▸ **Your instructions**: Copy every line of the records below that holds the word "page".

[Records contained in a dataset]
● ● ● ● ● ● ●

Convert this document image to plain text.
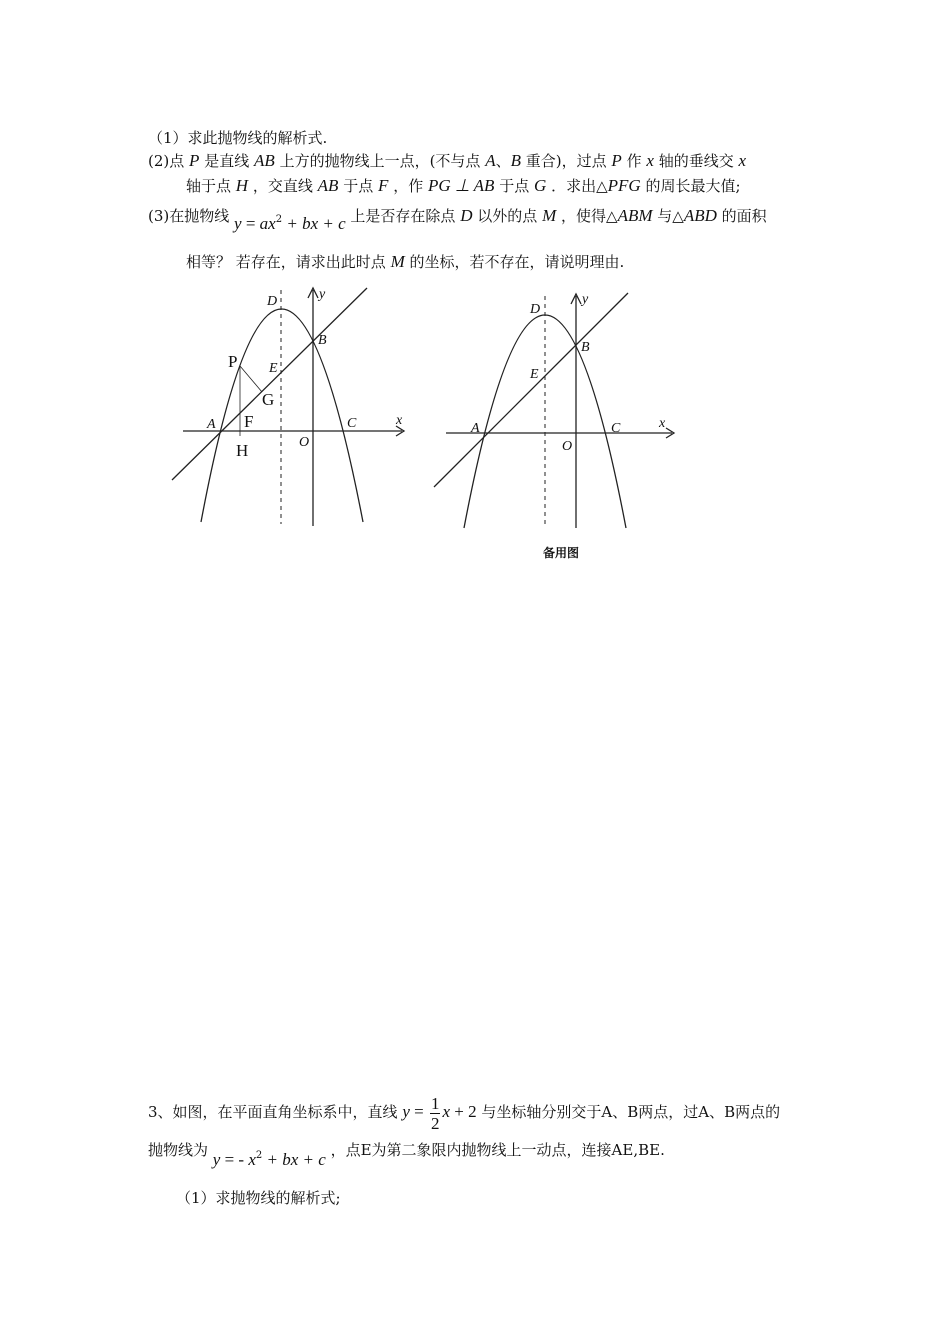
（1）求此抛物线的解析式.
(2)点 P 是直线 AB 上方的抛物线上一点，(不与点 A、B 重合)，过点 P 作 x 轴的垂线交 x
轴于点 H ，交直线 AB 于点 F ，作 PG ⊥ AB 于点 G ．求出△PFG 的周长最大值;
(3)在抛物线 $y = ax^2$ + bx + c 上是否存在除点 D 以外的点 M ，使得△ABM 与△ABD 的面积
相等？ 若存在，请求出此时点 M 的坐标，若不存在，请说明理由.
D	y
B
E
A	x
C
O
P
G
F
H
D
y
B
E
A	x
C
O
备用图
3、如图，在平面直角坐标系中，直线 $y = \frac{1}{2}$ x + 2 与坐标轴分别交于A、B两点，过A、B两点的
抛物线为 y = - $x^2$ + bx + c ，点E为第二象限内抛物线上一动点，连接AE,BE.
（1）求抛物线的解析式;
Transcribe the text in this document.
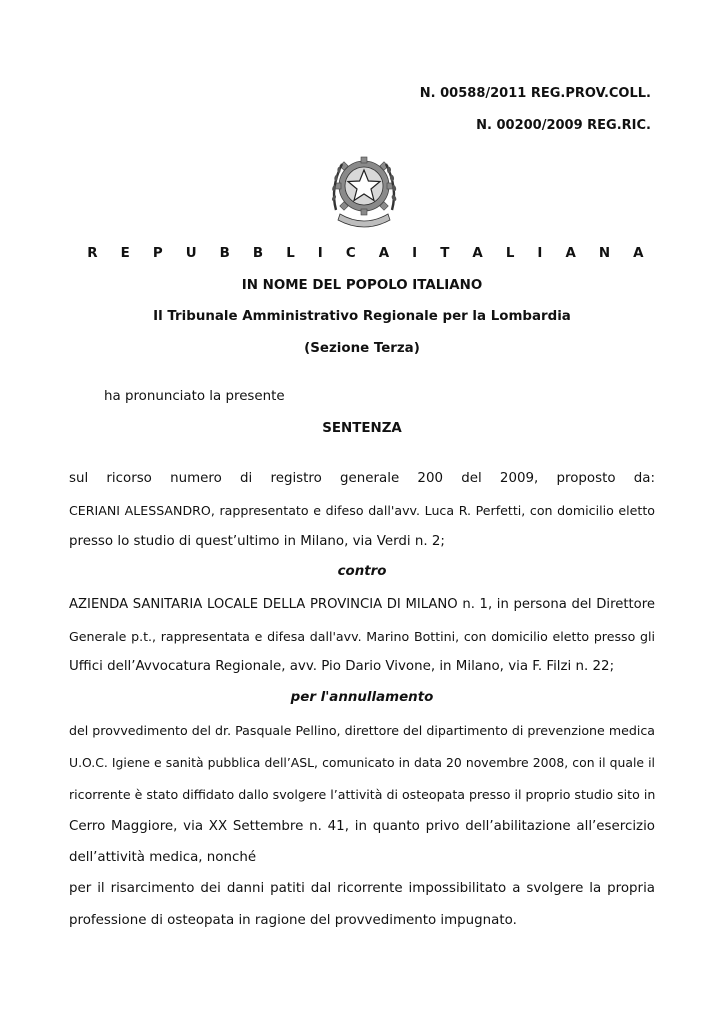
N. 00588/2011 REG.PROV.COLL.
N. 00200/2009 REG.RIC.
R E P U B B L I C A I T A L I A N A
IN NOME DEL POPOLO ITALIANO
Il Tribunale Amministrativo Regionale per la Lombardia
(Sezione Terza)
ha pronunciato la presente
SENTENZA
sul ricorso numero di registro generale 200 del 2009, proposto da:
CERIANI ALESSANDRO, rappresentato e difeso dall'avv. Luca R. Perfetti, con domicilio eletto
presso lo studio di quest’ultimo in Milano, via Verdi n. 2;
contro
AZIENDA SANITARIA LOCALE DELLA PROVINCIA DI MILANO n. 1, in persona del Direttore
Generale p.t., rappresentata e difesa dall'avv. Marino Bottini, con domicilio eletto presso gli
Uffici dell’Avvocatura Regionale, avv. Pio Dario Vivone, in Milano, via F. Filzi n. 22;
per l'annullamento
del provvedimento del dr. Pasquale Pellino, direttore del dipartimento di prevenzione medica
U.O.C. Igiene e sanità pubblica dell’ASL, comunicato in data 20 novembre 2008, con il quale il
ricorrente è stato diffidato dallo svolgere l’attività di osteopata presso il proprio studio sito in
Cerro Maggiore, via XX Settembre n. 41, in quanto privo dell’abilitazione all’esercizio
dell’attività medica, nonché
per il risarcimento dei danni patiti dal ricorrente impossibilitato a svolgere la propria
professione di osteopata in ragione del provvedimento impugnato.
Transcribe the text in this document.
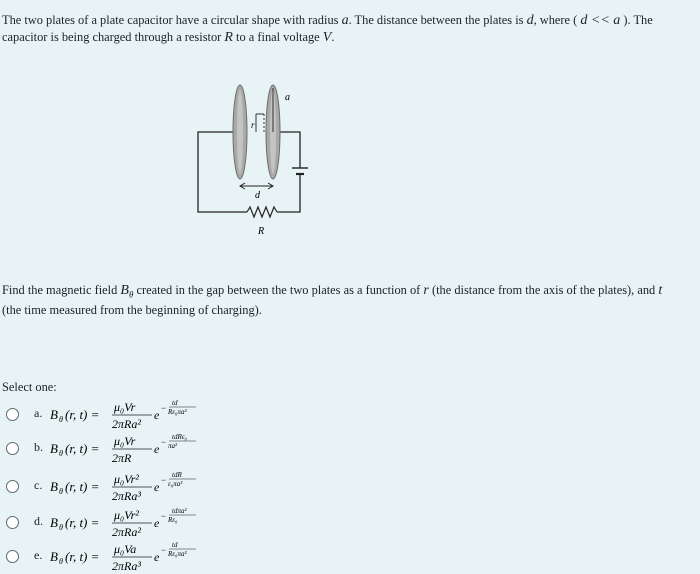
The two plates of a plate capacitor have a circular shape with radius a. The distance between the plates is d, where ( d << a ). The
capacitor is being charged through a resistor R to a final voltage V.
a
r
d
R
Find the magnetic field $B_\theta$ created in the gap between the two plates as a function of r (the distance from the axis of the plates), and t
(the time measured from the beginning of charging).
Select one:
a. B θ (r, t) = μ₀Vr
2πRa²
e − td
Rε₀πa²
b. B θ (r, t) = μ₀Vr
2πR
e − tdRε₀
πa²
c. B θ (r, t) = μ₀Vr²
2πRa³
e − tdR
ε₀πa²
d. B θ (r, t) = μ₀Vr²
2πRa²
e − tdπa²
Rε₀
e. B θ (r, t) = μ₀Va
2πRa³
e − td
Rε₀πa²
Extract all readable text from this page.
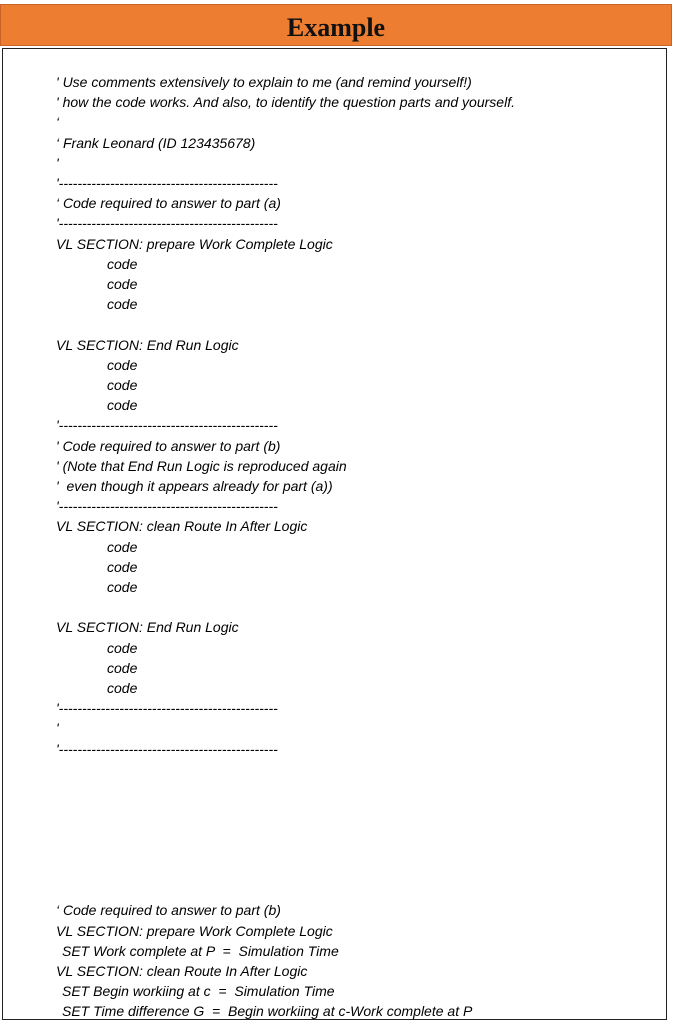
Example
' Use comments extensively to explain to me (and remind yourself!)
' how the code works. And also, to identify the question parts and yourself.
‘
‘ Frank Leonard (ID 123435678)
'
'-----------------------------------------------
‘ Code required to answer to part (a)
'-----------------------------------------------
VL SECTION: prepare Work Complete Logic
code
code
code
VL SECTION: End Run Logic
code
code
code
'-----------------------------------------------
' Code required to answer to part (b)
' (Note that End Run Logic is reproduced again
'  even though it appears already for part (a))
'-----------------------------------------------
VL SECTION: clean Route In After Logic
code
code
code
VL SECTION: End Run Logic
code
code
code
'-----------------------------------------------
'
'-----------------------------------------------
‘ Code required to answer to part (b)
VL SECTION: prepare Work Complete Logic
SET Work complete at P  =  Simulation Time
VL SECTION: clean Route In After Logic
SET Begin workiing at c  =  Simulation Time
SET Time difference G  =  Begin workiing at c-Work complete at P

● ● ● ● ● ● ●

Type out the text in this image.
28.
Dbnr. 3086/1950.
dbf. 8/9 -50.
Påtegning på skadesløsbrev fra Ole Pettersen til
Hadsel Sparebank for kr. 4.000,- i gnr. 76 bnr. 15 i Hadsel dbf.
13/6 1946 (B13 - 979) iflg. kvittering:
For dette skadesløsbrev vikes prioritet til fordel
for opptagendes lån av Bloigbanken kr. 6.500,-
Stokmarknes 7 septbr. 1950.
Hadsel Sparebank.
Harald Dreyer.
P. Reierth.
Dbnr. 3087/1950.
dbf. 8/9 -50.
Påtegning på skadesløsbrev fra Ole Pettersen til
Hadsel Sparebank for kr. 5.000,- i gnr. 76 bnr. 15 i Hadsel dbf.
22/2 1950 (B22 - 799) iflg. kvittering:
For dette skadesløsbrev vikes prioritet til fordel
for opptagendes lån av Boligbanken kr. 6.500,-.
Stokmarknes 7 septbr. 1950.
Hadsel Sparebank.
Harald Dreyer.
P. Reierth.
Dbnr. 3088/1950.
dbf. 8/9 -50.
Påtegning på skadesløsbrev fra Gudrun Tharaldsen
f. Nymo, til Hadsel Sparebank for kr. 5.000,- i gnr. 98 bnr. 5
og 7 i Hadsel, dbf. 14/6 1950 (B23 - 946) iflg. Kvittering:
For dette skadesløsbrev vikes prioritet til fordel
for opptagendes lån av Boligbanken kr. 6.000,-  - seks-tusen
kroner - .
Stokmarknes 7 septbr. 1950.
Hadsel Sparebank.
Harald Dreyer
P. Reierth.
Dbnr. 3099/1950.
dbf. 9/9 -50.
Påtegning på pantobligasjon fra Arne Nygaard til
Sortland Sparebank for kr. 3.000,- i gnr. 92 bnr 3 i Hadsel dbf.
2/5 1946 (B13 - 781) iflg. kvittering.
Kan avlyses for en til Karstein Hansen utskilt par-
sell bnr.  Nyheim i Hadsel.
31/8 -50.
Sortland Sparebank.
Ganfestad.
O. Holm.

● ● ● ● ● ● ●

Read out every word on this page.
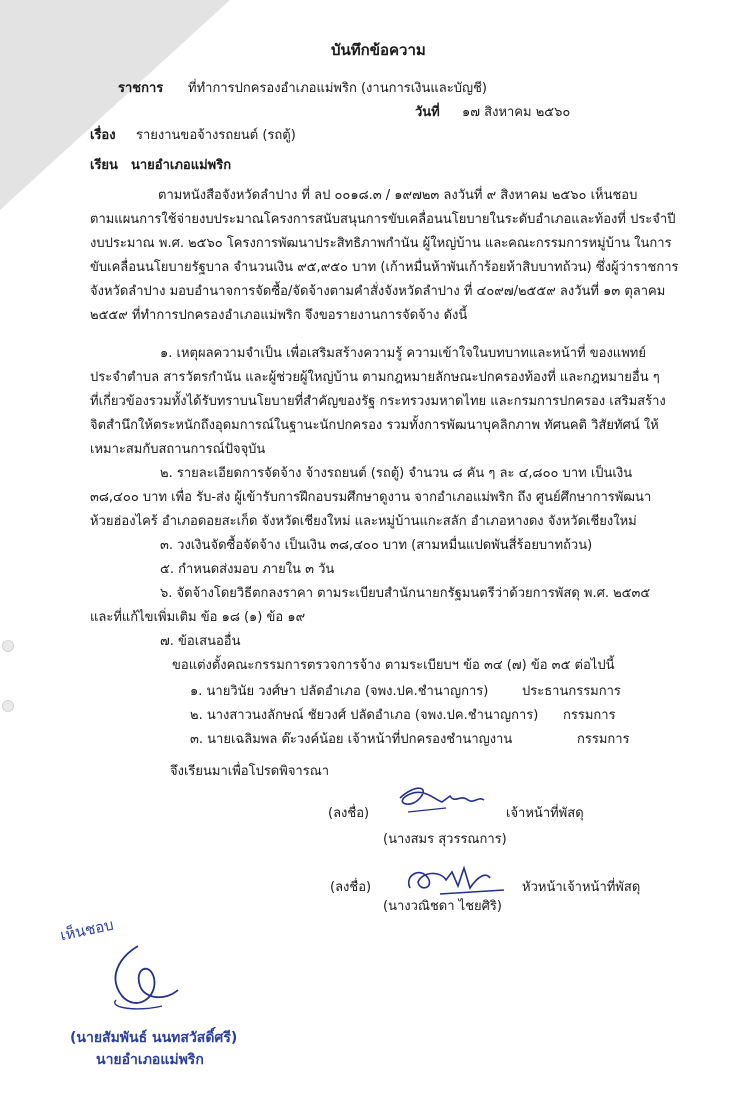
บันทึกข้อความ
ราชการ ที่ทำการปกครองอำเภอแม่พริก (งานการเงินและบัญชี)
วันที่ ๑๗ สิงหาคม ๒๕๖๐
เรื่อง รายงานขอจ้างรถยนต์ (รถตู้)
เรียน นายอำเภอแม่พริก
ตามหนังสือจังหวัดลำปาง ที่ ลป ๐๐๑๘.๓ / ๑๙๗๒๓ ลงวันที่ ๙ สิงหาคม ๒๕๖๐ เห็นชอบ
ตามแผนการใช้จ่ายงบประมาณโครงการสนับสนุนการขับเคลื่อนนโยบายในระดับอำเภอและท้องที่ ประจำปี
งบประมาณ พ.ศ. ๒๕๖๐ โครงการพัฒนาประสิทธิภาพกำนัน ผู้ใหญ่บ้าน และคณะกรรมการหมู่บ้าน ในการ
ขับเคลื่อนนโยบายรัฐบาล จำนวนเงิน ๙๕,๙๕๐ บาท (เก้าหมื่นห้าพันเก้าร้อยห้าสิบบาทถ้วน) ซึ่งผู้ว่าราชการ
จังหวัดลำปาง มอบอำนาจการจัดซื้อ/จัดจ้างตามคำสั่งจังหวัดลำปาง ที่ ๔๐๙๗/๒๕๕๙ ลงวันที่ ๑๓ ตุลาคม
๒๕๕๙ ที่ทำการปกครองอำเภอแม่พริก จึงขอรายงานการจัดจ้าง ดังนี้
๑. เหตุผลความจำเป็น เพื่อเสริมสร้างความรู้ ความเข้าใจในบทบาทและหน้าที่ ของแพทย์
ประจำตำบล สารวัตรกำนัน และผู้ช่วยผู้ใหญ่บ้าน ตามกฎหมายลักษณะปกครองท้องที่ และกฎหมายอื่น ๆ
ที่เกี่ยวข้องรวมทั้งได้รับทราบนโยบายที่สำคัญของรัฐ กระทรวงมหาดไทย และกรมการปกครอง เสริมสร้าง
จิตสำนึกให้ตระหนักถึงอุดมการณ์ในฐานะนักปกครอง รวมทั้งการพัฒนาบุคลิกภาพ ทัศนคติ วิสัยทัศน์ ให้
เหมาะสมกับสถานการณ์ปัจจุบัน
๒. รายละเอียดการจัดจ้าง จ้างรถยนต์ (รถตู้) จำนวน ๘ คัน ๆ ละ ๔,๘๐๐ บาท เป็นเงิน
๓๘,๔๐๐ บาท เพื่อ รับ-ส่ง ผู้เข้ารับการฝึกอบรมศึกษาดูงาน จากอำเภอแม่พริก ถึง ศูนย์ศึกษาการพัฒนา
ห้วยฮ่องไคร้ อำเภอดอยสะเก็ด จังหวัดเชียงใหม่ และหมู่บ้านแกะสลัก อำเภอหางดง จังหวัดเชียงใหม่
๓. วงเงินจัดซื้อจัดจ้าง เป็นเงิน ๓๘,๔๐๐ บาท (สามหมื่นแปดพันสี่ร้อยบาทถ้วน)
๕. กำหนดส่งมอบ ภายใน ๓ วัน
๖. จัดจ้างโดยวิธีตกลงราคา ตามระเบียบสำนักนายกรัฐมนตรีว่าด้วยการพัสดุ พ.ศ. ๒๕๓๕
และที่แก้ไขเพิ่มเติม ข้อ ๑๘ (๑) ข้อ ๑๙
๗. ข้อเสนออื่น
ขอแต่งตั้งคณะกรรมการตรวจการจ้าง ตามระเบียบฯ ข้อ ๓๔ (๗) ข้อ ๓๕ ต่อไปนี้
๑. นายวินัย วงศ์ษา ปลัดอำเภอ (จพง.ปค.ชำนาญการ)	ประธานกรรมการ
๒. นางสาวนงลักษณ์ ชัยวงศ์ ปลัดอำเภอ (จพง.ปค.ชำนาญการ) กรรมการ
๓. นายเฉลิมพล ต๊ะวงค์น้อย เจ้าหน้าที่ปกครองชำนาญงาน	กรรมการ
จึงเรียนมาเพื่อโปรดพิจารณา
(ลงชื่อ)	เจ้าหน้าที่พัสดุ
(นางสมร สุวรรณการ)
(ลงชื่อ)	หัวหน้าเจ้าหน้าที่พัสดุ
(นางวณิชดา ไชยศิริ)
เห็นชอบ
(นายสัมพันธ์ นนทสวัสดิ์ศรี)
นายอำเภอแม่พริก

● ● ● ● ● ● ●

▸ **Finished answer**:
Extract all readable text from this page.
Read out every word on this page.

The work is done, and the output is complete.